What is required
Can you give all the records again without altering a single character?
start
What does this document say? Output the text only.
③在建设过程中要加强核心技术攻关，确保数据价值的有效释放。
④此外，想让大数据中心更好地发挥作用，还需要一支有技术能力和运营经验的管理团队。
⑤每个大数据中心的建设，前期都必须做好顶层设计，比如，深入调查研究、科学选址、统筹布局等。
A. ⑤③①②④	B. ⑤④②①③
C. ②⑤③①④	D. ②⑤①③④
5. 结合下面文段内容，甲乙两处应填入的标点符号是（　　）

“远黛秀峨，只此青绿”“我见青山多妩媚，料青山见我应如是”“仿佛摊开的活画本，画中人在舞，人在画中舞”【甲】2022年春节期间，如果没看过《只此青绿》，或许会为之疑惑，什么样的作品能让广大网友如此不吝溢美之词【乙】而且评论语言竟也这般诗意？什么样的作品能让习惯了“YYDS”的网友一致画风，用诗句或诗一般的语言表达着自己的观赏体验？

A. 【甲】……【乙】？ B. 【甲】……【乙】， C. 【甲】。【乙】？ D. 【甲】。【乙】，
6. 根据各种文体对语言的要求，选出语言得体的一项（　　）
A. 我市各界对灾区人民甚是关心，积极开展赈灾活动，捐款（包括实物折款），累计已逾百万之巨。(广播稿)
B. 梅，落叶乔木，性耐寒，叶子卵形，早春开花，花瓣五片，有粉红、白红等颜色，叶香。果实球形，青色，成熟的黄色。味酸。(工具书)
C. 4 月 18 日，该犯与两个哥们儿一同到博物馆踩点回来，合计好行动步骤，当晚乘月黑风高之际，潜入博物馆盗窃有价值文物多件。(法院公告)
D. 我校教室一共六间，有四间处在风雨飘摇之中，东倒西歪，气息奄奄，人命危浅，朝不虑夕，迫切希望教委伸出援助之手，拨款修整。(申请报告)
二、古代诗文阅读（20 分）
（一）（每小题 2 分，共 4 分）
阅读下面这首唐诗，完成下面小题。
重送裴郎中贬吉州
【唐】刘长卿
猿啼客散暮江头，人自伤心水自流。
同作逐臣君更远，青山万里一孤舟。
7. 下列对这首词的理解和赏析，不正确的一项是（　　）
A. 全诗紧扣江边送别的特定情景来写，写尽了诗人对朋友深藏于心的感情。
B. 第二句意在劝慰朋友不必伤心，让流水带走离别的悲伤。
end
Worked solution
What does this document say? Output the text only.
③在建设过程中要加强核心技术攻关，确保数据价值的有效释放。
④此外，想让大数据中心更好地发挥作用，还需要一支有技术能力和运营经验的管理团队。
⑤每个大数据中心的建设，前期都必须做好顶层设计，比如，深入调查研究、科学选址、统筹布局等。
A. ⑤③①②④	B. ⑤④②①③
C. ②⑤③①④	D. ②⑤①③④
5. 结合下面文段内容，甲乙两处应填入的标点符号是（　　）

“远黛秀峨，只此青绿”“我见青山多妩媚，料青山见我应如是”“仿佛摊开的活画本，画中人在舞，人在画中舞”【甲】2022年春节期间，如果没看过《只此青绿》，或许会为之疑惑，什么样的作品能让广大网友如此不吝溢美之词【乙】而且评论语言竟也这般诗意？什么样的作品能让习惯了“YYDS”的网友一致画风，用诗句或诗一般的语言表达着自己的观赏体验？

A. 【甲】……【乙】？ B. 【甲】……【乙】， C. 【甲】。【乙】？ D. 【甲】。【乙】，
6. 根据各种文体对语言的要求，选出语言得体的一项（　　）
A. 我市各界对灾区人民甚是关心，积极开展赈灾活动，捐款（包括实物折款），累计已逾百万之巨。(广播稿)
B. 梅，落叶乔木，性耐寒，叶子卵形，早春开花，花瓣五片，有粉红、白红等颜色，叶香。果实球形，青色，成熟的黄色。味酸。(工具书)
C. 4 月 18 日，该犯与两个哥们儿一同到博物馆踩点回来，合计好行动步骤，当晚乘月黑风高之际，潜入博物馆盗窃有价值文物多件。(法院公告)
D. 我校教室一共六间，有四间处在风雨飘摇之中，东倒西歪，气息奄奄，人命危浅，朝不虑夕，迫切希望教委伸出援助之手，拨款修整。(申请报告)
二、古代诗文阅读（20 分）
（一）（每小题 2 分，共 4 分）
阅读下面这首唐诗，完成下面小题。
重送裴郎中贬吉州
【唐】刘长卿
猿啼客散暮江头，人自伤心水自流。
同作逐臣君更远，青山万里一孤舟。
7. 下列对这首词的理解和赏析，不正确的一项是（　　）
A. 全诗紧扣江边送别的特定情景来写，写尽了诗人对朋友深藏于心的感情。
B. 第二句意在劝慰朋友不必伤心，让流水带走离别的悲伤。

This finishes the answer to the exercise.